— Task instructions —
Note each line of the listing that contains the string "color", and copy it.

— Input data —
++++

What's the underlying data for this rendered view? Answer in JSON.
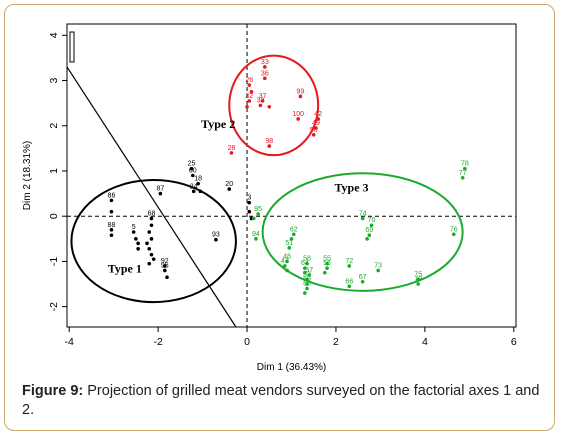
{
  "figure_label": "Figure 9:",
  "figure_caption": " Projection of grilled meat vendors surveyed on the factorial axes 1 and 2.",
  "chart_data": {
    "type": "scatter",
    "xlabel": "Dim 1 (36.43%)",
    "ylabel": "Dim 2 (18.31%)",
    "xlim": [
      -4.05,
      6.05
    ],
    "ylim": [
      -2.45,
      4.25
    ],
    "x_ticks": [
      "-4",
      "-2",
      "0",
      "2",
      "4",
      "6"
    ],
    "x_tick_values": [
      -4,
      -2,
      0,
      2,
      4,
      6
    ],
    "y_ticks": [
      "-2",
      "-1",
      "0",
      "1",
      "2",
      "3",
      "4"
    ],
    "y_tick_values": [
      -2,
      -1,
      0,
      1,
      2,
      3,
      4
    ],
    "groups": [
      {
        "name": "Type 1",
        "color": "#000000",
        "ellipse": {
          "cx": -2.1,
          "cy": -0.55,
          "rx": 1.85,
          "ry": 1.35
        },
        "label_pos": [
          -2.75,
          -1.25
        ],
        "points": [
          {
            "x": -1.25,
            "y": 1.05,
            "label": "25"
          },
          {
            "x": -1.22,
            "y": 0.9,
            "label": "60"
          },
          {
            "x": -1.1,
            "y": 0.72,
            "label": "18"
          },
          {
            "x": -1.2,
            "y": 0.55,
            "label": "24"
          },
          {
            "x": -1.05,
            "y": 0.55,
            "label": ""
          },
          {
            "x": -1.95,
            "y": 0.5,
            "label": "87"
          },
          {
            "x": -0.4,
            "y": 0.6,
            "label": "20"
          },
          {
            "x": -3.05,
            "y": 0.35,
            "label": "86"
          },
          {
            "x": -3.05,
            "y": 0.1,
            "label": ""
          },
          {
            "x": -3.05,
            "y": -0.3,
            "label": "88"
          },
          {
            "x": -3.05,
            "y": -0.42,
            "label": ""
          },
          {
            "x": -2.55,
            "y": -0.35,
            "label": "5"
          },
          {
            "x": -2.5,
            "y": -0.5,
            "label": ""
          },
          {
            "x": -2.45,
            "y": -0.6,
            "label": ""
          },
          {
            "x": -2.45,
            "y": -0.72,
            "label": ""
          },
          {
            "x": -2.15,
            "y": -0.05,
            "label": "68"
          },
          {
            "x": -2.15,
            "y": -0.2,
            "label": ""
          },
          {
            "x": -2.2,
            "y": -0.35,
            "label": ""
          },
          {
            "x": -2.15,
            "y": -0.5,
            "label": ""
          },
          {
            "x": -2.25,
            "y": -0.6,
            "label": ""
          },
          {
            "x": -2.2,
            "y": -0.72,
            "label": ""
          },
          {
            "x": -2.15,
            "y": -0.85,
            "label": ""
          },
          {
            "x": -2.1,
            "y": -0.95,
            "label": ""
          },
          {
            "x": -2.2,
            "y": -1.05,
            "label": ""
          },
          {
            "x": -1.85,
            "y": -1.1,
            "label": "92"
          },
          {
            "x": -1.85,
            "y": -1.2,
            "label": "96"
          },
          {
            "x": -1.8,
            "y": -1.35,
            "label": ""
          },
          {
            "x": -0.7,
            "y": -0.52,
            "label": "93"
          },
          {
            "x": 0.05,
            "y": 0.3,
            "label": "3"
          },
          {
            "x": 0.05,
            "y": 0.1,
            "label": ""
          },
          {
            "x": 0.1,
            "y": -0.05,
            "label": ""
          }
        ]
      },
      {
        "name": "Type 2",
        "color": "#e8171c",
        "ellipse": {
          "cx": 0.6,
          "cy": 2.45,
          "rx": 1.0,
          "ry": 1.1
        },
        "label_pos": [
          -0.65,
          1.95
        ],
        "points": [
          {
            "x": 0.4,
            "y": 3.3,
            "label": "33"
          },
          {
            "x": 0.4,
            "y": 3.05,
            "label": "36"
          },
          {
            "x": 0.05,
            "y": 2.9,
            "label": "26"
          },
          {
            "x": 0.1,
            "y": 2.75,
            "label": ""
          },
          {
            "x": 0.05,
            "y": 2.55,
            "label": "32"
          },
          {
            "x": 0.0,
            "y": 2.42,
            "label": ""
          },
          {
            "x": 0.35,
            "y": 2.55,
            "label": "37"
          },
          {
            "x": 0.3,
            "y": 2.45,
            "label": "38"
          },
          {
            "x": 0.5,
            "y": 2.42,
            "label": ""
          },
          {
            "x": 1.2,
            "y": 2.65,
            "label": "99"
          },
          {
            "x": 1.15,
            "y": 2.15,
            "label": "100"
          },
          {
            "x": 1.6,
            "y": 2.15,
            "label": "42"
          },
          {
            "x": 1.55,
            "y": 1.95,
            "label": "49"
          },
          {
            "x": 1.5,
            "y": 1.8,
            "label": "50"
          },
          {
            "x": 0.5,
            "y": 1.55,
            "label": "98"
          },
          {
            "x": -0.35,
            "y": 1.4,
            "label": "28"
          }
        ]
      },
      {
        "name": "Type 3",
        "color": "#1aab2d",
        "ellipse": {
          "cx": 2.6,
          "cy": -0.35,
          "rx": 2.25,
          "ry": 1.3
        },
        "label_pos": [
          2.35,
          0.55
        ],
        "points": [
          {
            "x": 4.9,
            "y": 1.05,
            "label": "78"
          },
          {
            "x": 4.85,
            "y": 0.85,
            "label": "77"
          },
          {
            "x": 4.65,
            "y": -0.4,
            "label": "76"
          },
          {
            "x": 0.25,
            "y": 0.05,
            "label": "95"
          },
          {
            "x": 0.15,
            "y": -0.05,
            "label": ""
          },
          {
            "x": 0.2,
            "y": -0.5,
            "label": "94"
          },
          {
            "x": 2.6,
            "y": -0.05,
            "label": "74"
          },
          {
            "x": 2.8,
            "y": -0.2,
            "label": "70"
          },
          {
            "x": 2.75,
            "y": -0.42,
            "label": "69"
          },
          {
            "x": 2.7,
            "y": -0.5,
            "label": ""
          },
          {
            "x": 1.05,
            "y": -0.4,
            "label": "62"
          },
          {
            "x": 1.0,
            "y": -0.5,
            "label": ""
          },
          {
            "x": 0.95,
            "y": -0.7,
            "label": "51"
          },
          {
            "x": 0.9,
            "y": -1.0,
            "label": "48"
          },
          {
            "x": 0.85,
            "y": -1.1,
            "label": "47"
          },
          {
            "x": 0.9,
            "y": -1.2,
            "label": ""
          },
          {
            "x": 1.35,
            "y": -1.05,
            "label": "58"
          },
          {
            "x": 1.3,
            "y": -1.15,
            "label": "64"
          },
          {
            "x": 1.3,
            "y": -1.25,
            "label": ""
          },
          {
            "x": 1.8,
            "y": -1.05,
            "label": "55"
          },
          {
            "x": 1.8,
            "y": -1.15,
            "label": "56"
          },
          {
            "x": 1.75,
            "y": -1.25,
            "label": ""
          },
          {
            "x": 2.3,
            "y": -1.1,
            "label": "72"
          },
          {
            "x": 2.95,
            "y": -1.2,
            "label": "73"
          },
          {
            "x": 2.6,
            "y": -1.45,
            "label": "67"
          },
          {
            "x": 2.3,
            "y": -1.55,
            "label": "66"
          },
          {
            "x": 1.4,
            "y": -1.3,
            "label": "57"
          },
          {
            "x": 1.35,
            "y": -1.4,
            "label": "52"
          },
          {
            "x": 1.35,
            "y": -1.5,
            "label": "59"
          },
          {
            "x": 1.35,
            "y": -1.6,
            "label": "60"
          },
          {
            "x": 1.3,
            "y": -1.7,
            "label": ""
          },
          {
            "x": 3.85,
            "y": -1.4,
            "label": "75"
          },
          {
            "x": 3.85,
            "y": -1.5,
            "label": "79"
          }
        ]
      }
    ],
    "separator_line": {
      "from": [
        -4.05,
        3.3
      ],
      "to": [
        -0.25,
        -2.45
      ]
    },
    "reference_lines": {
      "x": 0,
      "y": 0
    }
  }
}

++++

— Written answer —
        "color": "#000000",
        "color": "#e8171c",
        "color": "#1aab2d",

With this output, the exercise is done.